Task directions: Below are the records; reproduce all of them exactly but without any images.

Provided data:
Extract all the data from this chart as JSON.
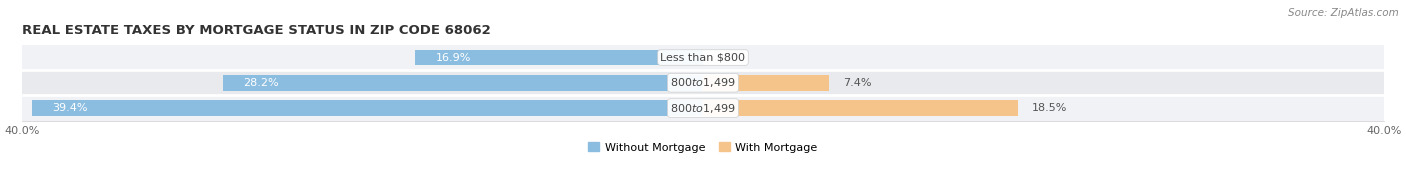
{
  "title": "REAL ESTATE TAXES BY MORTGAGE STATUS IN ZIP CODE 68062",
  "source": "Source: ZipAtlas.com",
  "rows": [
    {
      "label": "Less than $800",
      "without_mortgage": 16.9,
      "with_mortgage": 0.0
    },
    {
      "label": "$800 to $1,499",
      "without_mortgage": 28.2,
      "with_mortgage": 7.4
    },
    {
      "label": "$800 to $1,499",
      "without_mortgage": 39.4,
      "with_mortgage": 18.5
    }
  ],
  "x_max": 40.0,
  "color_without": "#8bbde0",
  "color_with": "#f5c48a",
  "bar_height": 0.62,
  "row_bg_colors": [
    "#f0f2f5",
    "#e8eaed",
    "#f0f2f5"
  ],
  "title_fontsize": 9.5,
  "source_fontsize": 7.5,
  "axis_fontsize": 8,
  "value_fontsize": 8,
  "label_fontsize": 8,
  "legend_without": "Without Mortgage",
  "legend_with": "With Mortgage",
  "fig_width": 14.06,
  "fig_height": 1.96,
  "dpi": 100
}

Output of the exercise:
Extract all the data from this chart as JSON.
{
  "title": "REAL ESTATE TAXES BY MORTGAGE STATUS IN ZIP CODE 68062",
  "source": "Source: ZipAtlas.com",
  "rows": [
    {
      "label": "Less than $800",
      "without_mortgage": 16.9,
      "with_mortgage": 0.0
    },
    {
      "label": "$800 to $1,499",
      "without_mortgage": 28.2,
      "with_mortgage": 7.4
    },
    {
      "label": "$800 to $1,499",
      "without_mortgage": 39.4,
      "with_mortgage": 18.5
    }
  ],
  "x_max": 40.0,
  "color_without": "#8bbde0",
  "color_with": "#f5c48a",
  "bar_height": 0.62,
  "row_bg_colors": [
    "#f0f2f5",
    "#e8eaed",
    "#f0f2f5"
  ],
  "title_fontsize": 9.5,
  "source_fontsize": 7.5,
  "axis_fontsize": 8,
  "value_fontsize": 8,
  "label_fontsize": 8,
  "legend_without": "Without Mortgage",
  "legend_with": "With Mortgage",
  "fig_width": 14.06,
  "fig_height": 1.96,
  "dpi": 100
}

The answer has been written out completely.